DATA SECTION —
____________________

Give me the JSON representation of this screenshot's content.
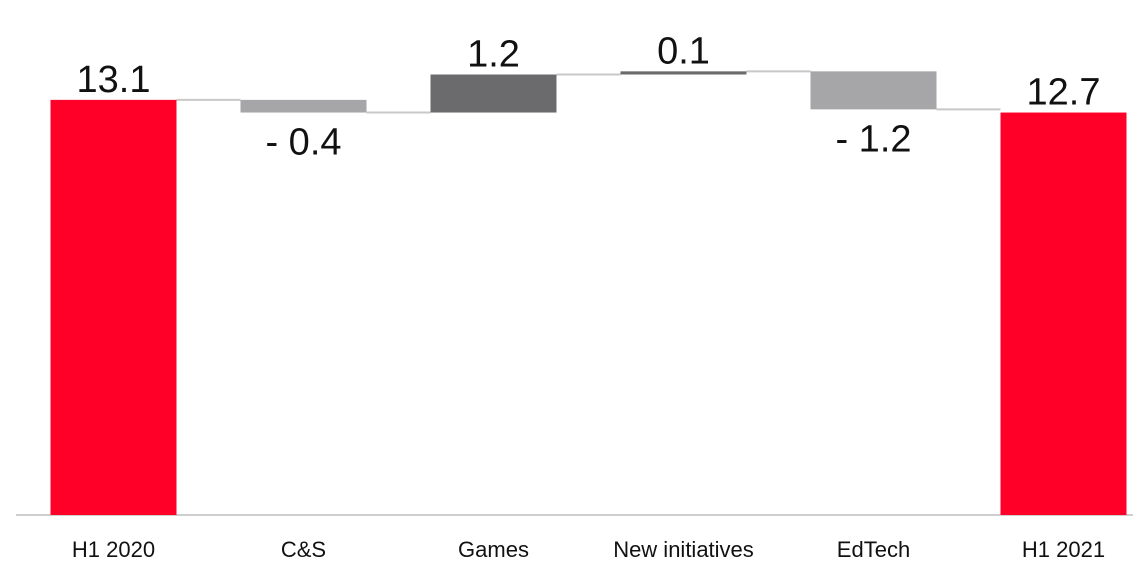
{
  "chart_data": {
    "type": "waterfall",
    "categories": [
      "H1 2020",
      "C&S",
      "Games",
      "New initiatives",
      "EdTech",
      "H1 2021"
    ],
    "values": [
      13.1,
      -0.4,
      1.2,
      0.1,
      -1.2,
      12.7
    ],
    "kinds": [
      "total",
      "delta",
      "delta",
      "delta",
      "delta",
      "total"
    ],
    "value_labels": [
      "13.1",
      "- 0.4",
      "1.2",
      "0.1",
      "- 1.2",
      "12.7"
    ],
    "ylim": [
      0,
      14.5
    ],
    "grid": false,
    "legend": "none",
    "colors": {
      "total": "#ff0028",
      "decrease": "#a6a6a8",
      "increase": "#6b6b6d",
      "connector": "#c8c8c8",
      "axis": "#cfcfcf"
    }
  }
}
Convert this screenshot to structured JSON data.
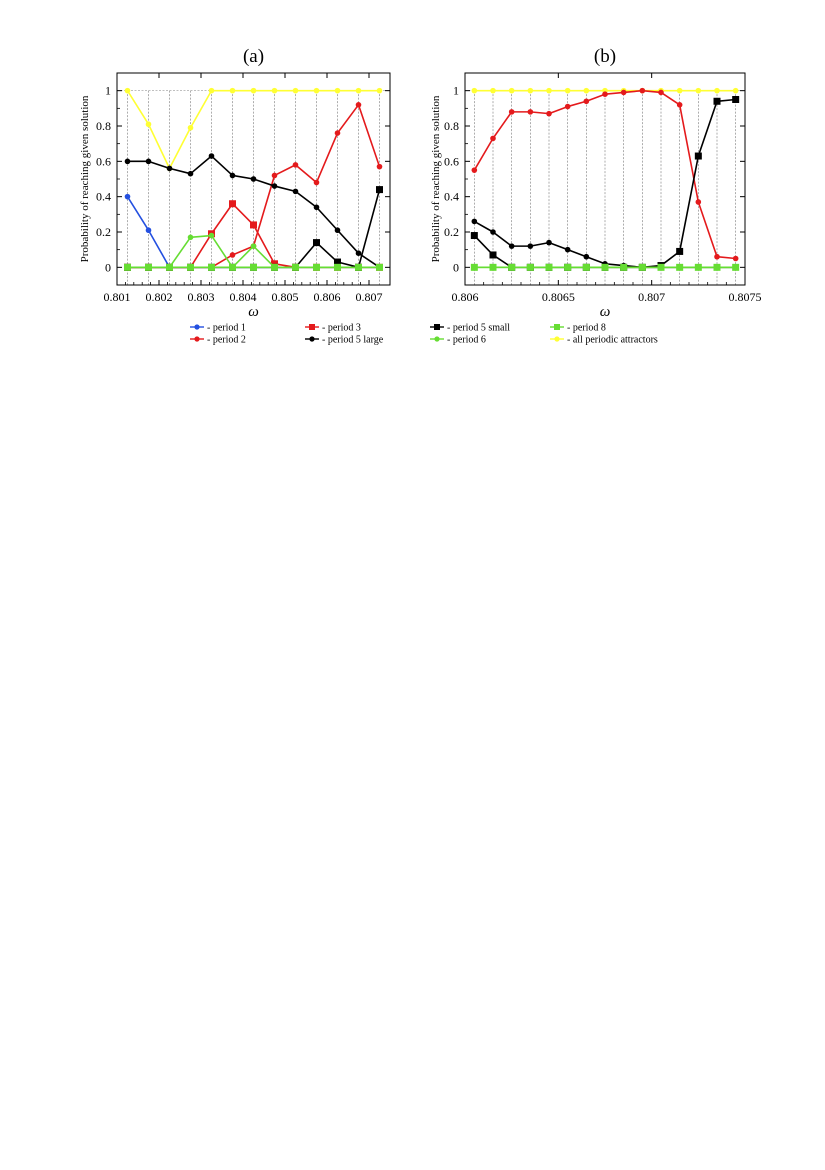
{
  "chart_data": [
    {
      "type": "line",
      "title": "(a)",
      "xlabel": "ω",
      "ylabel": "Probability of reaching given solution",
      "xlim": [
        0.801,
        0.8075
      ],
      "ylim": [
        -0.1,
        1.1
      ],
      "xticks": [
        0.801,
        0.802,
        0.803,
        0.804,
        0.805,
        0.806,
        0.807
      ],
      "xtick_labels": [
        "0.801",
        "0.802",
        "0.803",
        "0.804",
        "0.805",
        "0.806",
        "0.807"
      ],
      "yticks": [
        0,
        0.2,
        0.4,
        0.6,
        0.8,
        1
      ],
      "ytick_labels": [
        "0",
        "0.2",
        "0.4",
        "0.6",
        "0.8",
        "1"
      ],
      "grid": "vertical dashed lines at sample points",
      "x": [
        0.80125,
        0.80175,
        0.80225,
        0.80275,
        0.80325,
        0.80375,
        0.80425,
        0.80475,
        0.80525,
        0.80575,
        0.80625,
        0.80675,
        0.80725
      ],
      "series": [
        {
          "name": "period 1",
          "color": "#2450e0",
          "marker": "circle",
          "values": [
            0.4,
            0.21,
            0,
            0,
            0,
            0,
            0,
            0,
            0,
            0,
            0,
            0,
            0
          ]
        },
        {
          "name": "period 2",
          "color": "#e41a1c",
          "marker": "circle",
          "values": [
            0,
            0,
            0,
            0,
            0,
            0.07,
            0.12,
            0.52,
            0.58,
            0.48,
            0.76,
            0.92,
            0.57
          ]
        },
        {
          "name": "period 3",
          "color": "#e41a1c",
          "marker": "square",
          "values": [
            0,
            0,
            0,
            0,
            0.19,
            0.36,
            0.24,
            0.02,
            0,
            0,
            0,
            0,
            0
          ]
        },
        {
          "name": "period 5 large",
          "color": "#000000",
          "marker": "circle",
          "values": [
            0.6,
            0.6,
            0.56,
            0.53,
            0.63,
            0.52,
            0.5,
            0.46,
            0.43,
            0.34,
            0.21,
            0.08,
            0
          ]
        },
        {
          "name": "period 5 small",
          "color": "#000000",
          "marker": "square",
          "values": [
            0,
            0,
            0,
            0,
            0,
            0,
            0,
            0,
            0,
            0.14,
            0.03,
            0,
            0.44
          ]
        },
        {
          "name": "period 6",
          "color": "#66dd33",
          "marker": "circle",
          "values": [
            0,
            0,
            0,
            0.17,
            0.18,
            0,
            0.12,
            0,
            0,
            0,
            0,
            0,
            0
          ]
        },
        {
          "name": "period 8",
          "color": "#66dd33",
          "marker": "square",
          "values": [
            0,
            0,
            0,
            0,
            0,
            0,
            0,
            0,
            0,
            0,
            0,
            0,
            0
          ]
        },
        {
          "name": "all periodic attractors",
          "color": "#ffff33",
          "marker": "circle",
          "values": [
            1,
            0.81,
            0.56,
            0.79,
            1,
            1,
            1,
            1,
            1,
            1,
            1,
            1,
            1
          ]
        }
      ]
    },
    {
      "type": "line",
      "title": "(b)",
      "xlabel": "ω",
      "ylabel": "Probability of reaching given solution",
      "xlim": [
        0.806,
        0.8075
      ],
      "ylim": [
        -0.1,
        1.1
      ],
      "xticks": [
        0.806,
        0.8065,
        0.807,
        0.8075
      ],
      "xtick_labels": [
        "0.806",
        "0.8065",
        "0.807",
        "0.8075"
      ],
      "yticks": [
        0,
        0.2,
        0.4,
        0.6,
        0.8,
        1
      ],
      "ytick_labels": [
        "0",
        "0.2",
        "0.4",
        "0.6",
        "0.8",
        "1"
      ],
      "grid": "vertical dashed lines at sample points",
      "x": [
        0.80605,
        0.80615,
        0.80625,
        0.80635,
        0.80645,
        0.80655,
        0.80665,
        0.80675,
        0.80685,
        0.80695,
        0.80705,
        0.80715,
        0.80725,
        0.80735,
        0.80745
      ],
      "series": [
        {
          "name": "period 2",
          "color": "#e41a1c",
          "marker": "circle",
          "values": [
            0.55,
            0.73,
            0.88,
            0.88,
            0.87,
            0.91,
            0.94,
            0.98,
            0.99,
            1,
            0.99,
            0.92,
            0.37,
            0.06,
            0.05
          ]
        },
        {
          "name": "period 5 large",
          "color": "#000000",
          "marker": "circle",
          "values": [
            0.26,
            0.2,
            0.12,
            0.12,
            0.14,
            0.1,
            0.06,
            0.02,
            0.01,
            0,
            0,
            0,
            0,
            0,
            0
          ]
        },
        {
          "name": "period 5 small",
          "color": "#000000",
          "marker": "square",
          "values": [
            0.18,
            0.07,
            0,
            0,
            0,
            0,
            0,
            0,
            0,
            0,
            0.01,
            0.09,
            0.63,
            0.94,
            0.95
          ]
        },
        {
          "name": "period 6",
          "color": "#66dd33",
          "marker": "circle",
          "values": [
            0,
            0,
            0,
            0,
            0,
            0,
            0,
            0,
            0,
            0,
            0,
            0,
            0,
            0,
            0
          ]
        },
        {
          "name": "period 8",
          "color": "#66dd33",
          "marker": "square",
          "values": [
            0,
            0,
            0,
            0,
            0,
            0,
            0,
            0,
            0,
            0,
            0,
            0,
            0,
            0,
            0
          ]
        },
        {
          "name": "all periodic attractors",
          "color": "#ffff33",
          "marker": "circle",
          "values": [
            1,
            1,
            1,
            1,
            1,
            1,
            1,
            1,
            1,
            1,
            1,
            1,
            1,
            1,
            1
          ]
        }
      ]
    }
  ],
  "legend": {
    "prefix": "- ",
    "items": [
      {
        "label": "period 1",
        "color": "#2450e0",
        "marker": "circle"
      },
      {
        "label": "period 3",
        "color": "#e41a1c",
        "marker": "square"
      },
      {
        "label": "period 5 small",
        "color": "#000000",
        "marker": "square"
      },
      {
        "label": "period 8",
        "color": "#66dd33",
        "marker": "square"
      },
      {
        "label": "period 2",
        "color": "#e41a1c",
        "marker": "circle"
      },
      {
        "label": "period 5 large",
        "color": "#000000",
        "marker": "circle"
      },
      {
        "label": "period 6",
        "color": "#66dd33",
        "marker": "circle"
      },
      {
        "label": "all periodic attractors",
        "color": "#ffff33",
        "marker": "circle"
      }
    ]
  }
}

____________________

Skipping the pictures, transcribe each line above exactly as it appears.

Give me the JSON representation of this screenshot's content.
{
  "chart_data": {
    "type": "waterfall",
    "categories": [
      "H1 2020",
      "C&S",
      "Games",
      "New initiatives",
      "EdTech",
      "H1 2021"
    ],
    "values": [
      13.1,
      -0.4,
      1.2,
      0.1,
      -1.2,
      12.7
    ],
    "kinds": [
      "total",
      "delta",
      "delta",
      "delta",
      "delta",
      "total"
    ],
    "value_labels": [
      "13.1",
      "- 0.4",
      "1.2",
      "0.1",
      "- 1.2",
      "12.7"
    ],
    "ylim": [
      0,
      14.5
    ],
    "grid": false,
    "legend": "none",
    "colors": {
      "total": "#ff0028",
      "decrease": "#a6a6a8",
      "increase": "#6b6b6d",
      "connector": "#c8c8c8",
      "axis": "#cfcfcf"
    }
  }
}
Convert this screenshot to structured JSON data.
{
  "chart_data": [
    {
      "type": "line",
      "title": "(a)",
      "xlabel": "ω",
      "ylabel": "Probability of reaching given solution",
      "xlim": [
        0.801,
        0.8075
      ],
      "ylim": [
        -0.1,
        1.1
      ],
      "xticks": [
        0.801,
        0.802,
        0.803,
        0.804,
        0.805,
        0.806,
        0.807
      ],
      "xtick_labels": [
        "0.801",
        "0.802",
        "0.803",
        "0.804",
        "0.805",
        "0.806",
        "0.807"
      ],
      "yticks": [
        0,
        0.2,
        0.4,
        0.6,
        0.8,
        1
      ],
      "ytick_labels": [
        "0",
        "0.2",
        "0.4",
        "0.6",
        "0.8",
        "1"
      ],
      "grid": "vertical dashed lines at sample points",
      "x": [
        0.80125,
        0.80175,
        0.80225,
        0.80275,
        0.80325,
        0.80375,
        0.80425,
        0.80475,
        0.80525,
        0.80575,
        0.80625,
        0.80675,
        0.80725
      ],
      "series": [
        {
          "name": "period 1",
          "color": "#2450e0",
          "marker": "circle",
          "values": [
            0.4,
            0.21,
            0,
            0,
            0,
            0,
            0,
            0,
            0,
            0,
            0,
            0,
            0
          ]
        },
        {
          "name": "period 2",
          "color": "#e41a1c",
          "marker": "circle",
          "values": [
            0,
            0,
            0,
            0,
            0,
            0.07,
            0.12,
            0.52,
            0.58,
            0.48,
            0.76,
            0.92,
            0.57
          ]
        },
        {
          "name": "period 3",
          "color": "#e41a1c",
          "marker": "square",
          "values": [
            0,
            0,
            0,
            0,
            0.19,
            0.36,
            0.24,
            0.02,
            0,
            0,
            0,
            0,
            0
          ]
        },
        {
          "name": "period 5 large",
          "color": "#000000",
          "marker": "circle",
          "values": [
            0.6,
            0.6,
            0.56,
            0.53,
            0.63,
            0.52,
            0.5,
            0.46,
            0.43,
            0.34,
            0.21,
            0.08,
            0
          ]
        },
        {
          "name": "period 5 small",
          "color": "#000000",
          "marker": "square",
          "values": [
            0,
            0,
            0,
            0,
            0,
            0,
            0,
            0,
            0,
            0.14,
            0.03,
            0,
            0.44
          ]
        },
        {
          "name": "period 6",
          "color": "#66dd33",
          "marker": "circle",
          "values": [
            0,
            0,
            0,
            0.17,
            0.18,
            0,
            0.12,
            0,
            0,
            0,
            0,
            0,
            0
          ]
        },
        {
          "name": "period 8",
          "color": "#66dd33",
          "marker": "square",
          "values": [
            0,
            0,
            0,
            0,
            0,
            0,
            0,
            0,
            0,
            0,
            0,
            0,
            0
          ]
        },
        {
          "name": "all periodic attractors",
          "color": "#ffff33",
          "marker": "circle",
          "values": [
            1,
            0.81,
            0.56,
            0.79,
            1,
            1,
            1,
            1,
            1,
            1,
            1,
            1,
            1
          ]
        }
      ]
    },
    {
      "type": "line",
      "title": "(b)",
      "xlabel": "ω",
      "ylabel": "Probability of reaching given solution",
      "xlim": [
        0.806,
        0.8075
      ],
      "ylim": [
        -0.1,
        1.1
      ],
      "xticks": [
        0.806,
        0.8065,
        0.807,
        0.8075
      ],
      "xtick_labels": [
        "0.806",
        "0.8065",
        "0.807",
        "0.8075"
      ],
      "yticks": [
        0,
        0.2,
        0.4,
        0.6,
        0.8,
        1
      ],
      "ytick_labels": [
        "0",
        "0.2",
        "0.4",
        "0.6",
        "0.8",
        "1"
      ],
      "grid": "vertical dashed lines at sample points",
      "x": [
        0.80605,
        0.80615,
        0.80625,
        0.80635,
        0.80645,
        0.80655,
        0.80665,
        0.80675,
        0.80685,
        0.80695,
        0.80705,
        0.80715,
        0.80725,
        0.80735,
        0.80745
      ],
      "series": [
        {
          "name": "period 2",
          "color": "#e41a1c",
          "marker": "circle",
          "values": [
            0.55,
            0.73,
            0.88,
            0.88,
            0.87,
            0.91,
            0.94,
            0.98,
            0.99,
            1,
            0.99,
            0.92,
            0.37,
            0.06,
            0.05
          ]
        },
        {
          "name": "period 5 large",
          "color": "#000000",
          "marker": "circle",
          "values": [
            0.26,
            0.2,
            0.12,
            0.12,
            0.14,
            0.1,
            0.06,
            0.02,
            0.01,
            0,
            0,
            0,
            0,
            0,
            0
          ]
        },
        {
          "name": "period 5 small",
          "color": "#000000",
          "marker": "square",
          "values": [
            0.18,
            0.07,
            0,
            0,
            0,
            0,
            0,
            0,
            0,
            0,
            0.01,
            0.09,
            0.63,
            0.94,
            0.95
          ]
        },
        {
          "name": "period 6",
          "color": "#66dd33",
          "marker": "circle",
          "values": [
            0,
            0,
            0,
            0,
            0,
            0,
            0,
            0,
            0,
            0,
            0,
            0,
            0,
            0,
            0
          ]
        },
        {
          "name": "period 8",
          "color": "#66dd33",
          "marker": "square",
          "values": [
            0,
            0,
            0,
            0,
            0,
            0,
            0,
            0,
            0,
            0,
            0,
            0,
            0,
            0,
            0
          ]
        },
        {
          "name": "all periodic attractors",
          "color": "#ffff33",
          "marker": "circle",
          "values": [
            1,
            1,
            1,
            1,
            1,
            1,
            1,
            1,
            1,
            1,
            1,
            1,
            1,
            1,
            1
          ]
        }
      ]
    }
  ],
  "legend": {
    "prefix": "- ",
    "items": [
      {
        "label": "period 1",
        "color": "#2450e0",
        "marker": "circle"
      },
      {
        "label": "period 3",
        "color": "#e41a1c",
        "marker": "square"
      },
      {
        "label": "period 5 small",
        "color": "#000000",
        "marker": "square"
      },
      {
        "label": "period 8",
        "color": "#66dd33",
        "marker": "square"
      },
      {
        "label": "period 2",
        "color": "#e41a1c",
        "marker": "circle"
      },
      {
        "label": "period 5 large",
        "color": "#000000",
        "marker": "circle"
      },
      {
        "label": "period 6",
        "color": "#66dd33",
        "marker": "circle"
      },
      {
        "label": "all periodic attractors",
        "color": "#ffff33",
        "marker": "circle"
      }
    ]
  }
}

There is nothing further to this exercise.